__PROBLEM__:
Work out the number of lines in the records that include the word "prostitution"; reply with that number alone.

__Dataset items__:

--

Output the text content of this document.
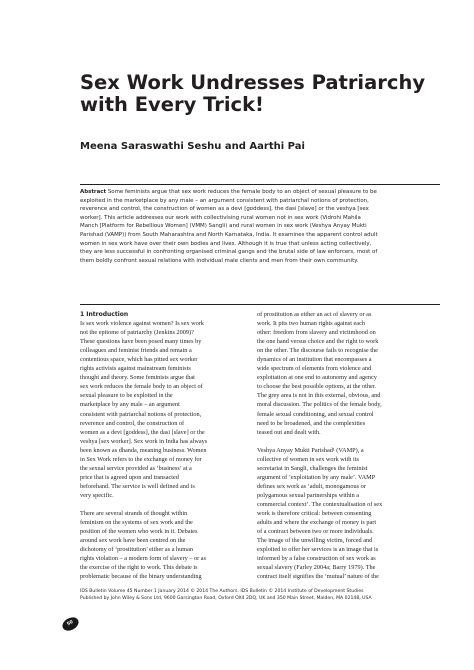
Sex Work Undresses Patriarchy
with Every Trick!
Meena Saraswathi Seshu and Aarthi Pai
Abstract Some feminists argue that sex work reduces the female body to an object of sexual pleasure to be
exploited in the marketplace by any male – an argument consistent with patriarchal notions of protection,
reverence and control, the construction of women as a devi [goddess], the dasi [slave] or the veshya [sex
worker]. This article addresses our work with collectivising rural women not in sex work (Vidrohi Mahila
Manch [Platform for Rebellious Women] (VMM) Sangli) and rural women in sex work (Veshya Anyay Mukti
Parishad (VAMP)) from South Maharashtra and North Karnataka, India. It examines the apparent control adult
women in sex work have over their own bodies and lives. Although it is true that unless acting collectively,
they are less successful in confronting organised criminal gangs and the brutal side of law enforcers, most of
them boldly confront sexual relations with individual male clients and men from their own community.
1 Introduction
Is sex work violence against women? Is sex work
not the epitome of patriarchy (Jenkins 2009)?
These questions have been posed many times by
colleagues and feminist friends and remain a
contentious space, which has pitted sex worker
rights activists against mainstream feminists
thought and theory. Some feminists argue that
sex work reduces the female body to an object of
sexual pleasure to be exploited in the
marketplace by any male – an argument
consistent with patriarchal notions of protection,
reverence and control, the construction of
women as a devi [goddess], the dasi [slave] or the
veshya [sex worker]. Sex work in India has always
been known as dhanda, meaning business. Women
in Sex Work refers to the exchange of money for
the sexual service provided as ‘business’ at a
price that is agreed upon and transacted
beforehand. The service is well defined and is
very specific.
There are several strands of thought within
feminism on the systems of sex work and the
position of the women who work in it. Debates
around sex work have been centred on the
dichotomy of ‘prostitution’ either as a human
rights violation – a modern form of slavery – or as
the exercise of the right to work. This debate is
problematic because of the binary understanding
of prostitution as either an act of slavery or as
work. It pits two human rights against each
other: freedom from slavery and victimhood on
the one hand versus choice and the right to work
on the other. The discourse fails to recognise the
dynamics of an institution that encompasses a
wide spectrum of elements from violence and
exploitation at one end to autonomy and agency
to choose the best possible options, at the other.
The grey area is not in this external, obvious, and
moral discussion. The politics of the female body,
female sexual conditioning, and sexual control
need to be broadened, and the complexities
teased out and dealt with.
Veshya Anyay Mukti Parishad¹ (VAMP), a
collective of women in sex work with its
secretariat in Sangli, challenges the feminist
argument of ‘exploitation by any male’. VAMP
defines sex work as ‘adult, monogamous or
polygamous sexual partnerships within a
commercial context’. The contextualisation of sex
work is therefore critical: between consenting
adults and where the exchange of money is part
of a contract between two or more individuals.
The image of the unwilling victim, forced and
exploited to offer her services is an image that is
informed by a false construction of sex work as
sexual slavery (Farley 2004a; Barry 1979). The
contract itself signifies the ‘mutual’ nature of the
IDS Bulletin Volume 45 Number 1 January 2014 © 2014 The Authors. IDS Bulletin © 2014 Institute of Development Studies
Published by John Wiley & Sons Ltd, 9600 Garsington Road, Oxford OX4 2DQ, UK and 350 Main Street, Malden, MA 02148, USA
50
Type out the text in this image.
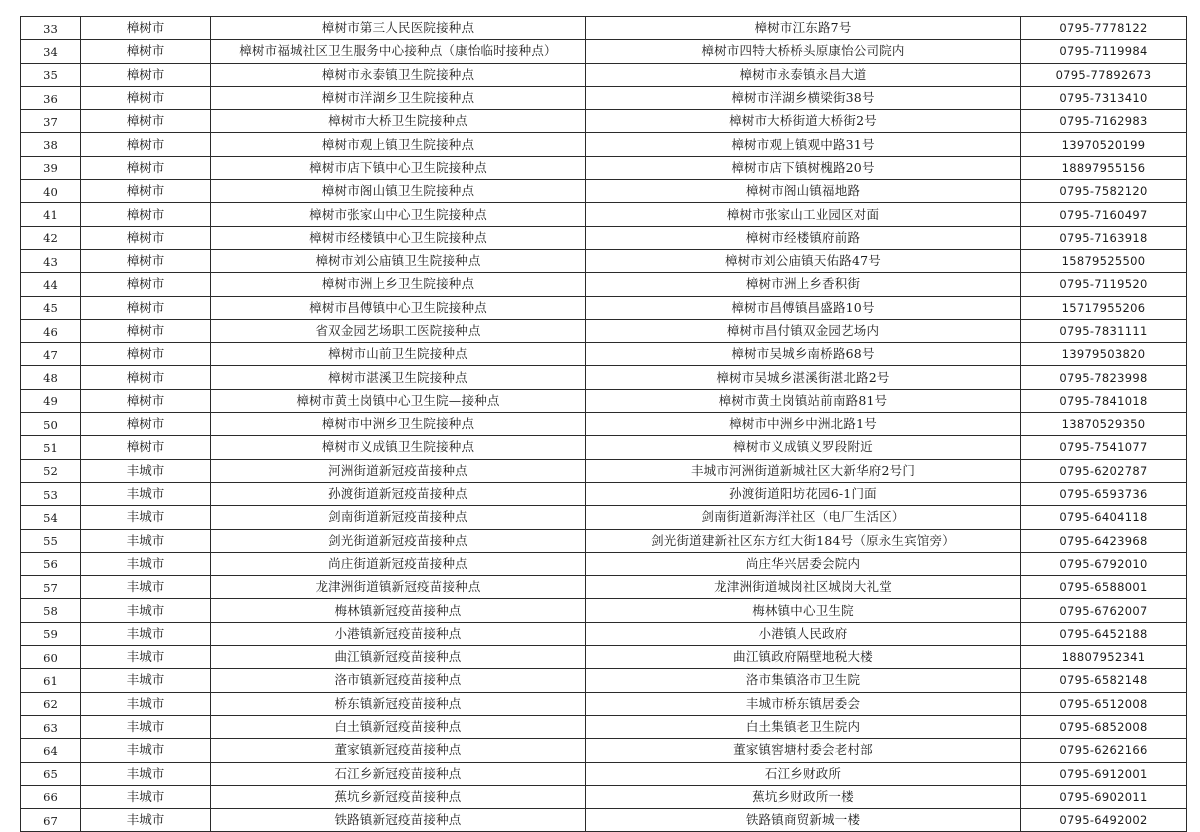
33	樟树市	樟树市第三人民医院接种点	樟树市江东路7号	0795-7778122
34	樟树市	樟树市福城社区卫生服务中心接种点（康怡临时接种点）	樟树市四特大桥桥头原康怡公司院内	0795-7119984
35	樟树市	樟树市永泰镇卫生院接种点	樟树市永泰镇永昌大道	0795-77892673
36	樟树市	樟树市洋湖乡卫生院接种点	樟树市洋湖乡横梁街38号	0795-7313410
37	樟树市	樟树市大桥卫生院接种点	樟树市大桥街道大桥街2号	0795-7162983
38	樟树市	樟树市观上镇卫生院接种点	樟树市观上镇观中路31号	13970520199
39	樟树市	樟树市店下镇中心卫生院接种点	樟树市店下镇树槐路20号	18897955156
40	樟树市	樟树市阁山镇卫生院接种点	樟树市阁山镇福地路	0795-7582120
41	樟树市	樟树市张家山中心卫生院接种点	樟树市张家山工业园区对面	0795-7160497
42	樟树市	樟树市经楼镇中心卫生院接种点	樟树市经楼镇府前路	0795-7163918
43	樟树市	樟树市刘公庙镇卫生院接种点	樟树市刘公庙镇天佑路47号	15879525500
44	樟树市	樟树市洲上乡卫生院接种点	樟树市洲上乡香积街	0795-7119520
45	樟树市	樟树市昌傅镇中心卫生院接种点	樟树市昌傅镇昌盛路10号	15717955206
46	樟树市	省双金园艺场职工医院接种点	樟树市昌付镇双金园艺场内	0795-7831111
47	樟树市	樟树市山前卫生院接种点	樟树市吴城乡南桥路68号	13979503820
48	樟树市	樟树市湛溪卫生院接种点	樟树市吴城乡湛溪街湛北路2号	0795-7823998
49	樟树市	樟树市黄土岗镇中心卫生院—接种点	樟树市黄土岗镇站前南路81号	0795-7841018
50	樟树市	樟树市中洲乡卫生院接种点	樟树市中洲乡中洲北路1号	13870529350
51	樟树市	樟树市义成镇卫生院接种点	樟树市义成镇义罗段附近	0795-7541077
52	丰城市	河洲街道新冠疫苗接种点	丰城市河洲街道新城社区大新华府2号门	0795-6202787
53	丰城市	孙渡街道新冠疫苗接种点	孙渡街道阳坊花园6-1门面	0795-6593736
54	丰城市	剑南街道新冠疫苗接种点	剑南街道新海洋社区（电厂生活区）	0795-6404118
55	丰城市	剑光街道新冠疫苗接种点	剑光街道建新社区东方红大街184号（原永生宾馆旁）	0795-6423968
56	丰城市	尚庄街道新冠疫苗接种点	尚庄华兴居委会院内	0795-6792010
57	丰城市	龙津洲街道镇新冠疫苗接种点	龙津洲街道城岗社区城岗大礼堂	0795-6588001
58	丰城市	梅林镇新冠疫苗接种点	梅林镇中心卫生院	0795-6762007
59	丰城市	小港镇新冠疫苗接种点	小港镇人民政府	0795-6452188
60	丰城市	曲江镇新冠疫苗接种点	曲江镇政府隔壁地税大楼	18807952341
61	丰城市	洛市镇新冠疫苗接种点	洛市集镇洛市卫生院	0795-6582148
62	丰城市	桥东镇新冠疫苗接种点	丰城市桥东镇居委会	0795-6512008
63	丰城市	白土镇新冠疫苗接种点	白土集镇老卫生院内	0795-6852008
64	丰城市	董家镇新冠疫苗接种点	董家镇窖塘村委会老村部	0795-6262166
65	丰城市	石江乡新冠疫苗接种点	石江乡财政所	0795-6912001
66	丰城市	蕉坑乡新冠疫苗接种点	蕉坑乡财政所一楼	0795-6902011
67	丰城市	铁路镇新冠疫苗接种点	铁路镇商贸新城一楼	0795-6492002
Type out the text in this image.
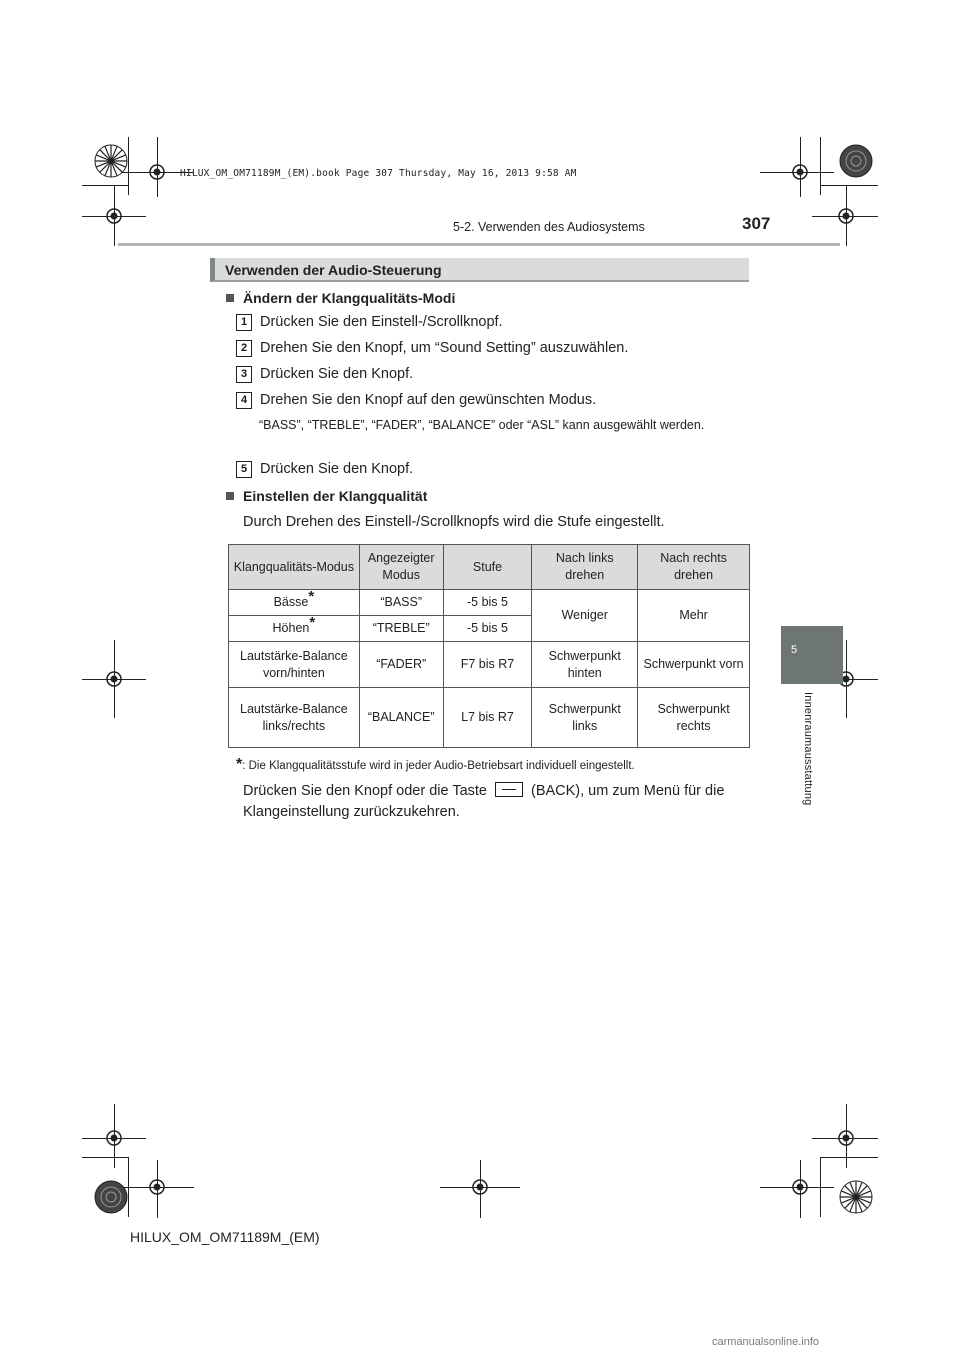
HILUX_OM_OM71189M_(EM).book Page 307 Thursday, May 16, 2013 9:58 AM
5-2. Verwenden des Audiosystems	307
5
Innenraumausstattung
Verwenden der Audio-Steuerung
Ändern der Klangqualitäts-Modi
1 Drücken Sie den Einstell-/Scrollknopf.
2 Drehen Sie den Knopf, um “Sound Setting” auszuwählen.
3 Drücken Sie den Knopf.
4 Drehen Sie den Knopf auf den gewünschten Modus.
“BASS”, “TREBLE”, “FADER”, “BALANCE” oder “ASL” kann ausgewählt werden.
5 Drücken Sie den Knopf.
Einstellen der Klangqualität
Durch Drehen des Einstell-/Scrollknopfs wird die Stufe eingestellt.
Klangqualitäts-Modus	Angezeigter Modus	Stufe	Nach links drehen	Nach rechts drehen
Bässe*	“BASS”	-5 bis 5	Weniger	Mehr
Höhen*	“TREBLE”	-5 bis 5		
Lautstärke-Balance vorn/hinten	“FADER”	F7 bis R7	Schwerpunkt hinten	Schwerpunkt vorn
Lautstärke-Balance links/rechts	“BALANCE”	L7 bis R7	Schwerpunkt links	Schwerpunkt rechts
*: Die Klangqualitätsstufe wird in jeder Audio-Betriebsart individuell eingestellt.
Drücken Sie den Knopf oder die Taste	(BACK), um zum Menü für die
Klangeinstellung zurückzukehren.
HILUX_OM_OM71189M_(EM)
carmanualsonline.info
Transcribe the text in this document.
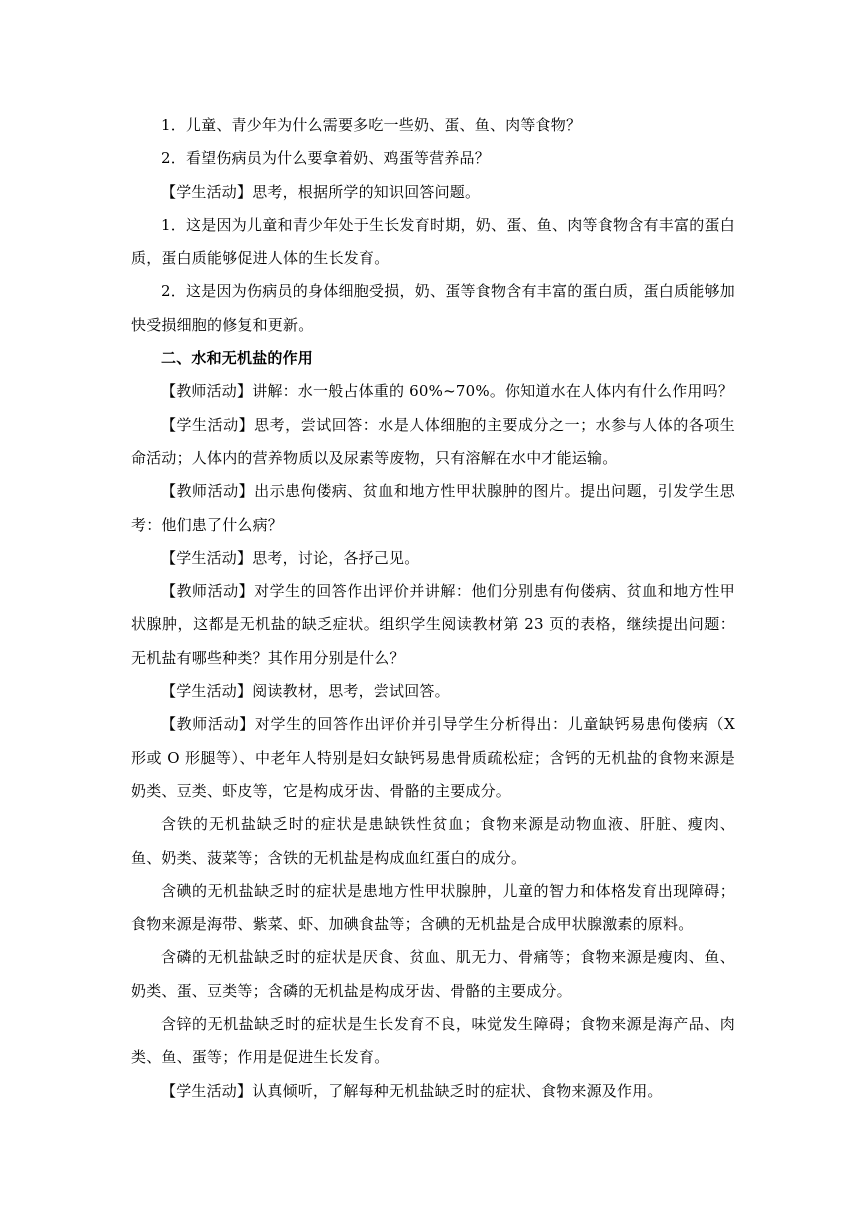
1．儿童、青少年为什么需要多吃一些奶、蛋、鱼、肉等食物？

2．看望伤病员为什么要拿着奶、鸡蛋等营养品？

【学生活动】思考，根据所学的知识回答问题。

1．这是因为儿童和青少年处于生长发育时期，奶、蛋、鱼、肉等食物含有丰富的蛋白质，蛋白质能够促进人体的生长发育。

2．这是因为伤病员的身体细胞受损，奶、蛋等食物含有丰富的蛋白质，蛋白质能够加快受损细胞的修复和更新。

二、水和无机盐的作用

【教师活动】讲解：水一般占体重的 60%~70%。你知道水在人体内有什么作用吗？

【学生活动】思考，尝试回答：水是人体细胞的主要成分之一；水参与人体的各项生命活动；人体内的营养物质以及尿素等废物，只有溶解在水中才能运输。

【教师活动】出示患佝偻病、贫血和地方性甲状腺肿的图片。提出问题，引发学生思考：他们患了什么病？

【学生活动】思考，讨论，各抒己见。

【教师活动】对学生的回答作出评价并讲解：他们分别患有佝偻病、贫血和地方性甲状腺肿，这都是无机盐的缺乏症状。组织学生阅读教材第 23 页的表格，继续提出问题：无机盐有哪些种类？其作用分别是什么？

【学生活动】阅读教材，思考，尝试回答。

【教师活动】对学生的回答作出评价并引导学生分析得出：儿童缺钙易患佝偻病（X 形或 O 形腿等）、中老年人特别是妇女缺钙易患骨质疏松症；含钙的无机盐的食物来源是奶类、豆类、虾皮等，它是构成牙齿、骨骼的主要成分。

含铁的无机盐缺乏时的症状是患缺铁性贫血；食物来源是动物血液、肝脏、瘦肉、鱼、奶类、菠菜等；含铁的无机盐是构成血红蛋白的成分。

含碘的无机盐缺乏时的症状是患地方性甲状腺肿，儿童的智力和体格发育出现障碍；食物来源是海带、紫菜、虾、加碘食盐等；含碘的无机盐是合成甲状腺激素的原料。

含磷的无机盐缺乏时的症状是厌食、贫血、肌无力、骨痛等；食物来源是瘦肉、鱼、奶类、蛋、豆类等；含磷的无机盐是构成牙齿、骨骼的主要成分。

含锌的无机盐缺乏时的症状是生长发育不良，味觉发生障碍；食物来源是海产品、肉类、鱼、蛋等；作用是促进生长发育。

【学生活动】认真倾听，了解每种无机盐缺乏时的症状、食物来源及作用。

--

__PROBLEM SOLUTION__:
2